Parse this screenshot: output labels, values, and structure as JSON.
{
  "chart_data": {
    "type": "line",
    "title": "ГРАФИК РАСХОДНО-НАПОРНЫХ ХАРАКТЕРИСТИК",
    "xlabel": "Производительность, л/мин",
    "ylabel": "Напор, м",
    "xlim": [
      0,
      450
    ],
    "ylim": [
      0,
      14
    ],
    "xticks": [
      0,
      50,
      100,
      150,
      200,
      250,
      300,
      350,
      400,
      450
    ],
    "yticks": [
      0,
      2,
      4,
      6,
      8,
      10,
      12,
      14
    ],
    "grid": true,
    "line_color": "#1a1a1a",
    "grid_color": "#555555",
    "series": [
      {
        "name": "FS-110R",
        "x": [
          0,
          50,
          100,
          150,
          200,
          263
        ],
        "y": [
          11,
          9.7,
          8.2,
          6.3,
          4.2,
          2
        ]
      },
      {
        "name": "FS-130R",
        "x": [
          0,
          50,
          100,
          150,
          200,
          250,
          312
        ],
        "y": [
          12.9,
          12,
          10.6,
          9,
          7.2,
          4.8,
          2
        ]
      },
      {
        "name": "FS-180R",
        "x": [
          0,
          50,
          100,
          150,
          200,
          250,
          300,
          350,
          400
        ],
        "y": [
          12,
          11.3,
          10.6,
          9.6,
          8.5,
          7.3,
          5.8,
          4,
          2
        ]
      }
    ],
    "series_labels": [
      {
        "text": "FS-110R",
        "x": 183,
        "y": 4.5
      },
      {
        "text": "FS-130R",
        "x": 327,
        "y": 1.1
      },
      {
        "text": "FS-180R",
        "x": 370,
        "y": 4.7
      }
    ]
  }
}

· · · · · · ·

Work required: Report how many lines in the data include the word "text", and give nothing but the count.

Written response: 3